- Work to do
Your answer should be a single number: the count of lines that hold the word "page".

++++ Data in this exercise

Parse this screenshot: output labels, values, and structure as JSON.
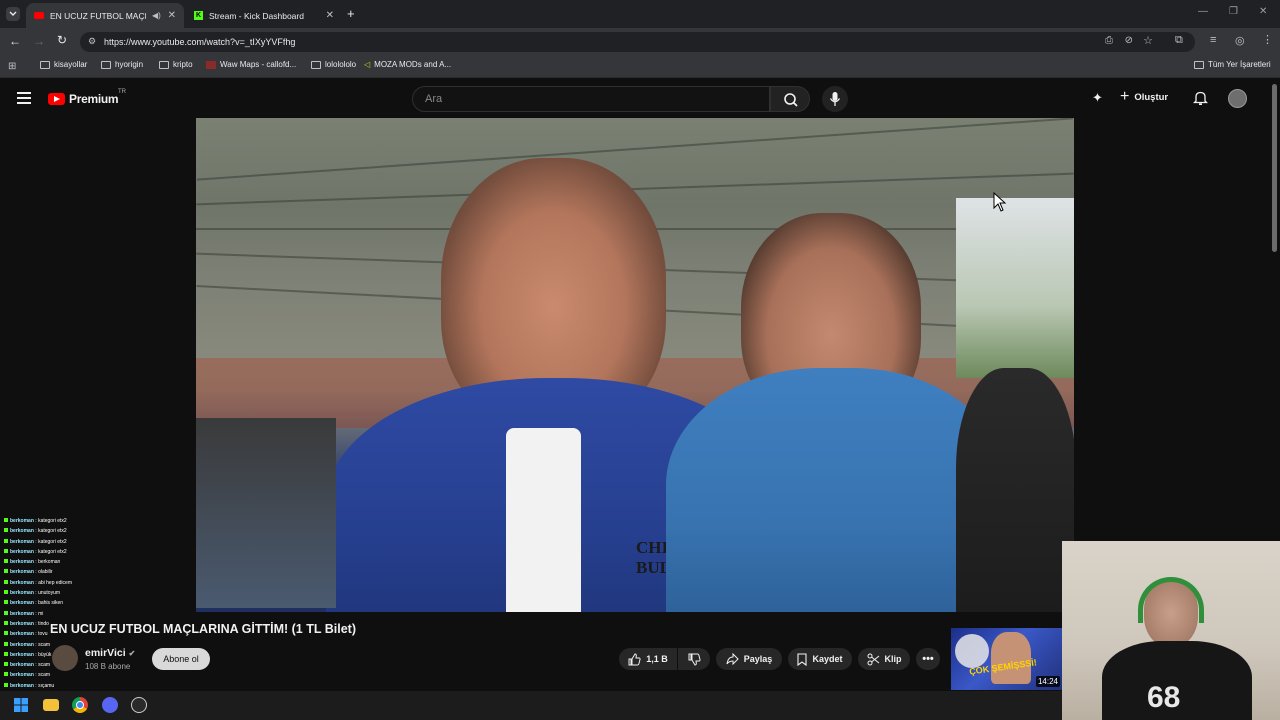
{
  "browser": {
    "tabs": [
      {
        "title": "EN UCUZ FUTBOL MAÇLAR",
        "active": true
      },
      {
        "title": "Stream - Kick Dashboard",
        "active": false
      }
    ],
    "url": "https://www.youtube.com/watch?v=_tIXyYVFfhg",
    "bookmarks": [
      "kisayollar",
      "hyorigin",
      "kripto",
      "Waw Maps - callofd...",
      "lololololo",
      "MOZA MODs and A..."
    ],
    "all_bookmarks_label": "Tüm Yer İşaretleri"
  },
  "youtube": {
    "logo_text": "Premium",
    "logo_region": "TR",
    "search_placeholder": "Ara",
    "create_label": "Oluştur",
    "video_title": "EN UCUZ FUTBOL MAÇLARINA GİTTİM! (1 TL Bilet)",
    "channel_name": "emirVici",
    "subscribers": "108 B abone",
    "subscribe_label": "Abone ol",
    "like_count": "1,1 B",
    "share_label": "Paylaş",
    "save_label": "Kaydet",
    "clip_label": "Klip",
    "thumb_duration": "14:24",
    "thumb_text": "ÇOK ŞEMİŞSSİ!"
  },
  "chat": [
    {
      "user": "berkoman",
      "msg": "kategori etx2"
    },
    {
      "user": "berkoman",
      "msg": "kategori etx2"
    },
    {
      "user": "berkoman",
      "msg": "kategori etx2"
    },
    {
      "user": "berkoman",
      "msg": "kategori etx2"
    },
    {
      "user": "berkoman",
      "msg": "berkoman"
    },
    {
      "user": "berkoman",
      "msg": "olabilir"
    },
    {
      "user": "berkoman",
      "msg": "abi hep edicem"
    },
    {
      "user": "berkoman",
      "msg": "unutoyum"
    },
    {
      "user": "berkoman",
      "msg": "bahis siken"
    },
    {
      "user": "berkoman",
      "msg": "mi"
    },
    {
      "user": "berkoman",
      "msg": "tindo"
    },
    {
      "user": "berkoman",
      "msg": "tovu"
    },
    {
      "user": "berkoman",
      "msg": "scam"
    },
    {
      "user": "berkoman",
      "msg": "büyük"
    },
    {
      "user": "berkoman",
      "msg": "scam"
    },
    {
      "user": "berkoman",
      "msg": "scam"
    },
    {
      "user": "berkoman",
      "msg": "sıçamu"
    }
  ],
  "colors": {
    "youtube_red": "#ff0000",
    "background": "#0f0f0f",
    "chrome_bg": "#35363a",
    "kick_green": "#53fc18"
  }
}
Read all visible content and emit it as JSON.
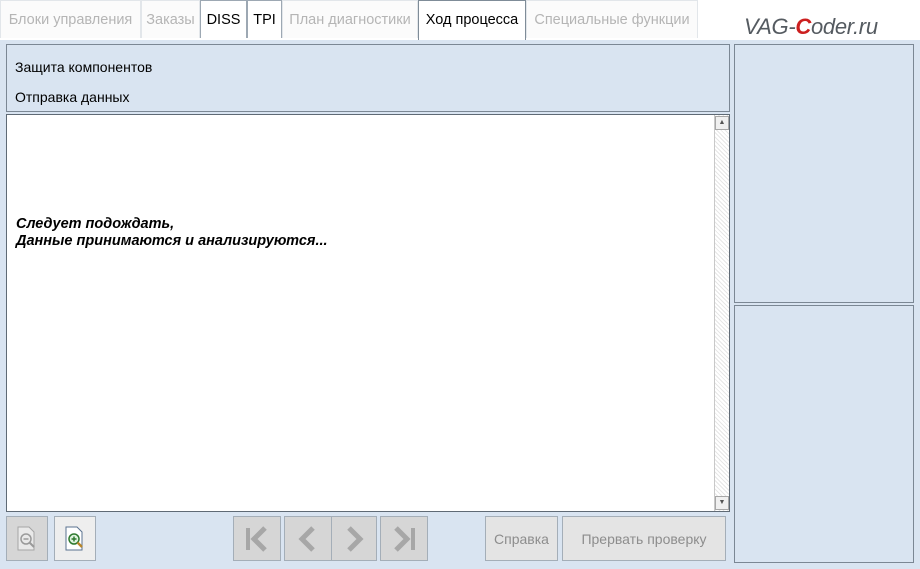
{
  "tabs": [
    {
      "label": "Блоки управления",
      "state": "disabled"
    },
    {
      "label": "Заказы",
      "state": "disabled"
    },
    {
      "label": "DISS",
      "state": "enabled"
    },
    {
      "label": "TPI",
      "state": "enabled"
    },
    {
      "label": "План диагностики",
      "state": "disabled"
    },
    {
      "label": "Ход процесса",
      "state": "active"
    },
    {
      "label": "Специальные функции",
      "state": "disabled"
    }
  ],
  "logo": {
    "prefix": "VAG-",
    "accent": "C",
    "suffix": "oder.ru"
  },
  "header": {
    "line1": "Защита компонентов",
    "line2": "Отправка данных"
  },
  "content": {
    "message_line1": "Следует подождать,",
    "message_line2": "Данные принимаются и анализируются..."
  },
  "toolbar": {
    "help_label": "Справка",
    "abort_label": "Прервать проверку"
  },
  "icons": {
    "zoom_out": "zoom-out-icon",
    "zoom_in": "zoom-in-icon",
    "first": "first-page-icon",
    "prev": "previous-icon",
    "next": "next-icon",
    "last": "last-page-icon"
  },
  "colors": {
    "panel_background": "#d9e4f1",
    "disabled_text": "#8d8d8d",
    "logo_accent": "#cc1f1f"
  }
}
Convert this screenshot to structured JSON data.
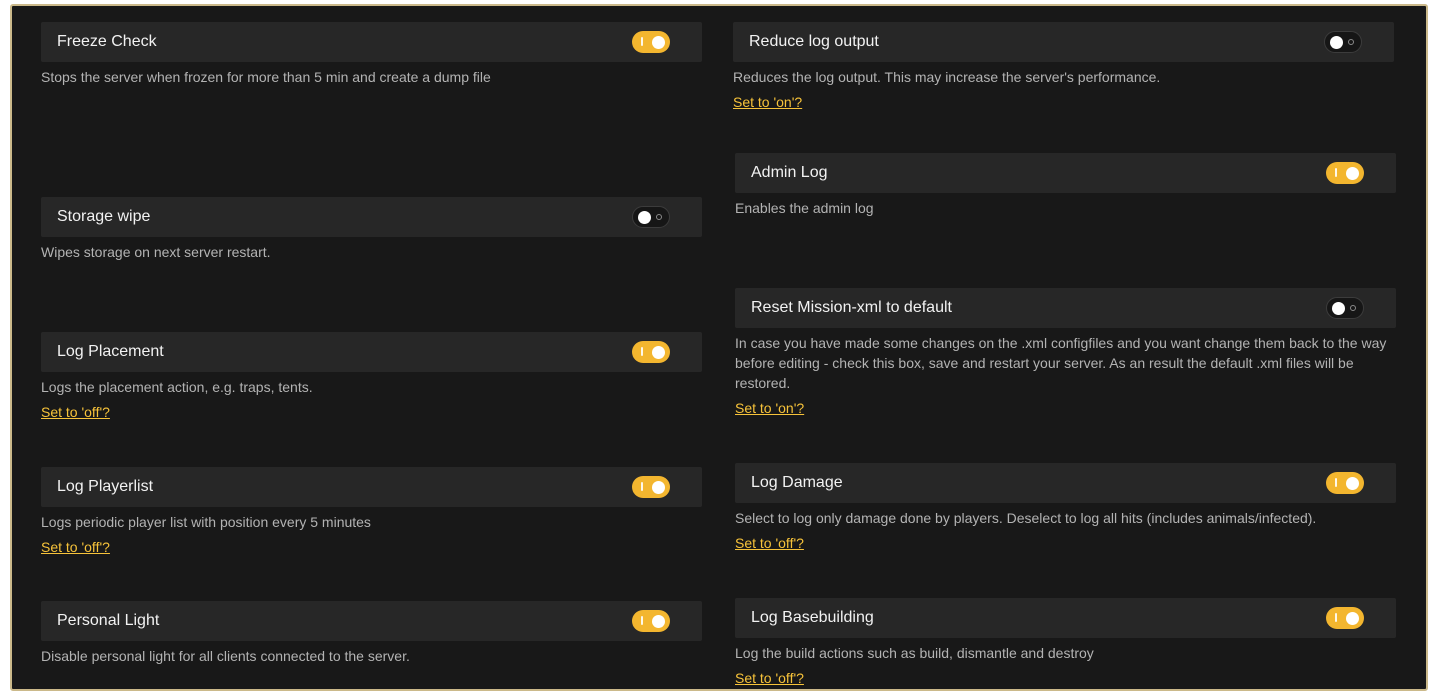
{
  "settings": [
    {
      "title": "Freeze Check",
      "state": "on",
      "description": "Stops the server when frozen for more than 5 min and create a dump file",
      "link": ""
    },
    {
      "title": "Storage wipe",
      "state": "off",
      "description": "Wipes storage on next server restart.",
      "link": ""
    },
    {
      "title": "Log Placement",
      "state": "on",
      "description": "Logs the placement action, e.g. traps, tents.",
      "link": "Set to 'off'?"
    },
    {
      "title": "Log Playerlist",
      "state": "on",
      "description": "Logs periodic player list with position every 5 minutes",
      "link": "Set to 'off'?"
    },
    {
      "title": "Personal Light",
      "state": "on",
      "description": "Disable personal light for all clients connected to the server.",
      "link": ""
    },
    {
      "title": "Reduce log output",
      "state": "off",
      "description": "Reduces the log output. This may increase the server's performance.",
      "link": "Set to 'on'?"
    },
    {
      "title": "Admin Log",
      "state": "on",
      "description": "Enables the admin log",
      "link": ""
    },
    {
      "title": "Reset Mission-xml to default",
      "state": "off",
      "description": "In case you have made some changes on the .xml configfiles and you want change them back to the way before editing - check this box, save and restart your server. As an result the default .xml files will be restored.",
      "link": "Set to 'on'?"
    },
    {
      "title": "Log Damage",
      "state": "on",
      "description": "Select to log only damage done by players. Deselect to log all hits (includes animals/infected).",
      "link": "Set to 'off'?"
    },
    {
      "title": "Log Basebuilding",
      "state": "on",
      "description": "Log the build actions such as build, dismantle and destroy",
      "link": "Set to 'off'?"
    }
  ],
  "colors": {
    "accent": "#f3b62f",
    "link": "#f7c33a",
    "background": "#181818",
    "bar": "#272727"
  }
}
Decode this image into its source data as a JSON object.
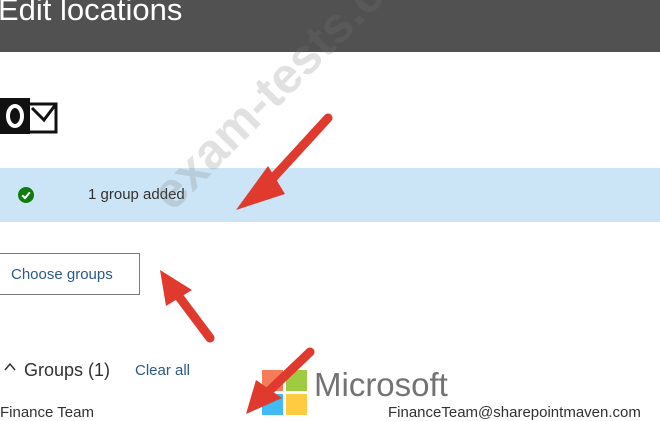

++++++++

- Result
2